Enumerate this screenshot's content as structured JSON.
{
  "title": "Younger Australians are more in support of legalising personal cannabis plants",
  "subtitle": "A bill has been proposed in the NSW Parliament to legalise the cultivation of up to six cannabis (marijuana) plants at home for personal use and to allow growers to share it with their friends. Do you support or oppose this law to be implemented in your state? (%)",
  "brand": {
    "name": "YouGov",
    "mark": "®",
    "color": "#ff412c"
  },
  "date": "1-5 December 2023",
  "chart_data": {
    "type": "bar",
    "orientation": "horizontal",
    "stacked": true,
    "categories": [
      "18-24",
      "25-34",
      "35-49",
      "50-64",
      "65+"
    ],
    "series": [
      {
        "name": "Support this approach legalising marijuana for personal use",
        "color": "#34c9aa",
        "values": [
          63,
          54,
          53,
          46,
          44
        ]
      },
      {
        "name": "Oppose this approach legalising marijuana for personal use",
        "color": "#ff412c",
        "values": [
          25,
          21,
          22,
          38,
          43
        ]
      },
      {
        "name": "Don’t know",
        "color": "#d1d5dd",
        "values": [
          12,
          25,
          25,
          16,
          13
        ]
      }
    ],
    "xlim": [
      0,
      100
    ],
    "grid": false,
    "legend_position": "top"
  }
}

> **INSTRUCTION**
Repeat each record exactly, leaving nothing out.

> **EXERCISE OUTPUT**
Enumerate this screenshot's content as structured JSON.
{
  "title": "Younger Australians are more in support of legalising personal cannabis plants",
  "subtitle": "A bill has been proposed in the NSW Parliament to legalise the cultivation of up to six cannabis (marijuana) plants at home for personal use and to allow growers to share it with their friends. Do you support or oppose this law to be implemented in your state? (%)",
  "brand": {
    "name": "YouGov",
    "mark": "®",
    "color": "#ff412c"
  },
  "date": "1-5 December 2023",
  "chart_data": {
    "type": "bar",
    "orientation": "horizontal",
    "stacked": true,
    "categories": [
      "18-24",
      "25-34",
      "35-49",
      "50-64",
      "65+"
    ],
    "series": [
      {
        "name": "Support this approach legalising marijuana for personal use",
        "color": "#34c9aa",
        "values": [
          63,
          54,
          53,
          46,
          44
        ]
      },
      {
        "name": "Oppose this approach legalising marijuana for personal use",
        "color": "#ff412c",
        "values": [
          25,
          21,
          22,
          38,
          43
        ]
      },
      {
        "name": "Don’t know",
        "color": "#d1d5dd",
        "values": [
          12,
          25,
          25,
          16,
          13
        ]
      }
    ],
    "xlim": [
      0,
      100
    ],
    "grid": false,
    "legend_position": "top"
  }
}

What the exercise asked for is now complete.